BEGIN Excerpted records

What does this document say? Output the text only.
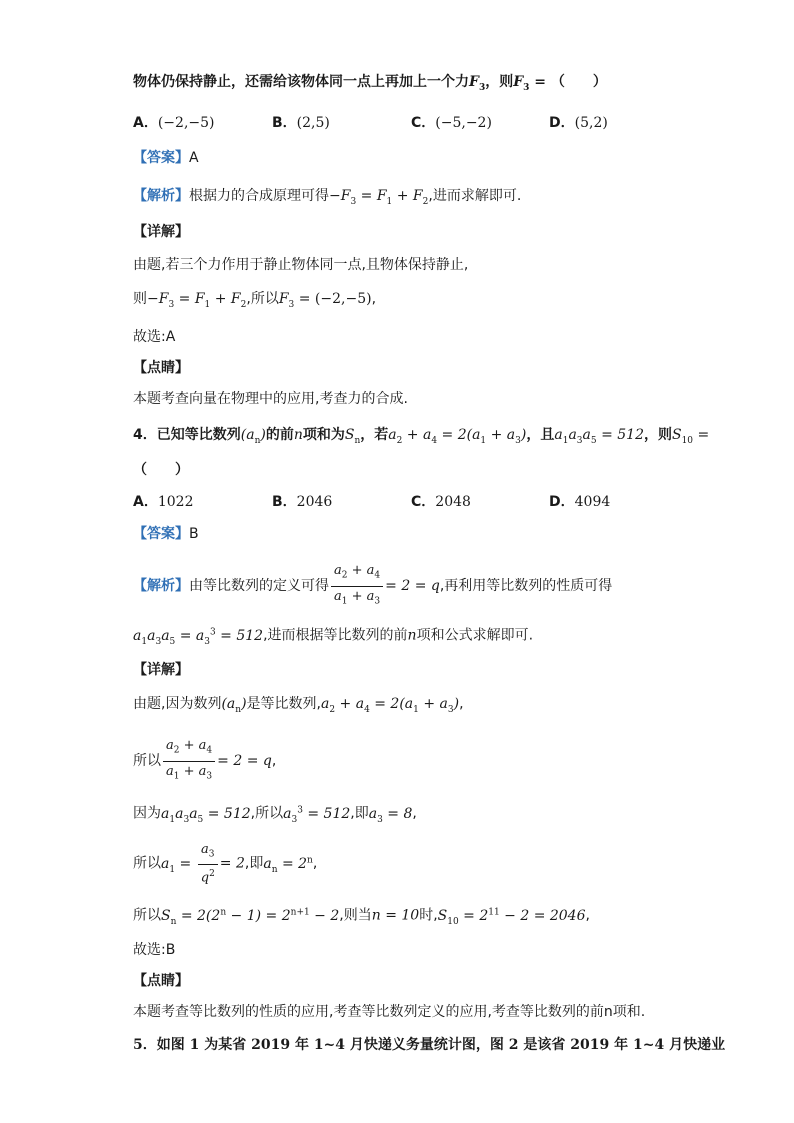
物体仍保持静止，还需给该物体同一点上再加上一个力$F_3$，则$F_3$ = （　　）
A．(−2,−5)	B．(2,5)	C．(−5,−2)	D．(5,2)
【答案】A
【解析】根据力的合成原理可得$-F_3 = F_1 + F_2$,进而求解即可.
【详解】
由题,若三个力作用于静止物体同一点,且物体保持静止,
则$-F_3 = F_1 + F_2$,所以$F_3 = (-2,-5)$,
故选:A
【点睛】
本题考查向量在物理中的应用,考查力的合成.
4．已知等比数列$(a_n)$的前n项和为$S_n$，若$a_2 + a_4 = 2(a_1 + a_3)$，且$a_1a_3a_5 = 512$，则$S_{10}$ =
（　　）
A．1022	B．2046	C．2048	D．4094
【答案】B
【解析】由等比数列的定义可得 $\frac{a_2 + a_4}{a_1 + a_3} = 2 = q$,再利用等比数列的性质可得
$a_1a_3a_5 = a_3^3 = 512$,进而根据等比数列的前n项和公式求解即可.
【详解】
由题,因为数列$(a_n)$是等比数列$,a_2 + a_4 = 2(a_1 + a_3)$,
所以 $\frac{a_2 + a_4}{a_1 + a_3} = 2 = q$,
因为$a_1a_3a_5 = 512$,所以$a_3^3 = 512$,即$a_3 = 8$,
所以$a_1 = \frac{a_3}{q^2} = 2$,即$a_n = 2^n$,
所以$S_n = 2(2^n - 1) = 2^{n+1} - 2$,则当n = 10时$,S_{10} = 2^{11} - 2 = 2046$,
故选:B
【点睛】
本题考查等比数列的性质的应用,考查等比数列定义的应用,考查等比数列的前n项和.
5．如图 1 为某省 2019 年 1~4 月快递义务量统计图，图 2 是该省 2019 年 1~4 月快递业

END Excerpted records

**What needs to be done**. Take the records above and transcribe them exactly, dropping every picture.

**Solution to this exercise**.
What does this document say? Output the text only.
物体仍保持静止，还需给该物体同一点上再加上一个力$F_3$，则$F_3$ = （　　）
A．(−2,−5)	B．(2,5)	C．(−5,−2)	D．(5,2)
【答案】A
【解析】根据力的合成原理可得$-F_3 = F_1 + F_2$,进而求解即可.
【详解】
由题,若三个力作用于静止物体同一点,且物体保持静止,
则$-F_3 = F_1 + F_2$,所以$F_3 = (-2,-5)$,
故选:A
【点睛】
本题考查向量在物理中的应用,考查力的合成.
4．已知等比数列$(a_n)$的前n项和为$S_n$，若$a_2 + a_4 = 2(a_1 + a_3)$，且$a_1a_3a_5 = 512$，则$S_{10}$ =
（　　）
A．1022	B．2046	C．2048	D．4094
【答案】B
【解析】由等比数列的定义可得 $\frac{a_2 + a_4}{a_1 + a_3} = 2 = q$,再利用等比数列的性质可得
$a_1a_3a_5 = a_3^3 = 512$,进而根据等比数列的前n项和公式求解即可.
【详解】
由题,因为数列$(a_n)$是等比数列$,a_2 + a_4 = 2(a_1 + a_3)$,
所以 $\frac{a_2 + a_4}{a_1 + a_3} = 2 = q$,
因为$a_1a_3a_5 = 512$,所以$a_3^3 = 512$,即$a_3 = 8$,
所以$a_1 = \frac{a_3}{q^2} = 2$,即$a_n = 2^n$,
所以$S_n = 2(2^n - 1) = 2^{n+1} - 2$,则当n = 10时$,S_{10} = 2^{11} - 2 = 2046$,
故选:B
【点睛】
本题考查等比数列的性质的应用,考查等比数列定义的应用,考查等比数列的前n项和.
5．如图 1 为某省 2019 年 1~4 月快递义务量统计图，图 2 是该省 2019 年 1~4 月快递业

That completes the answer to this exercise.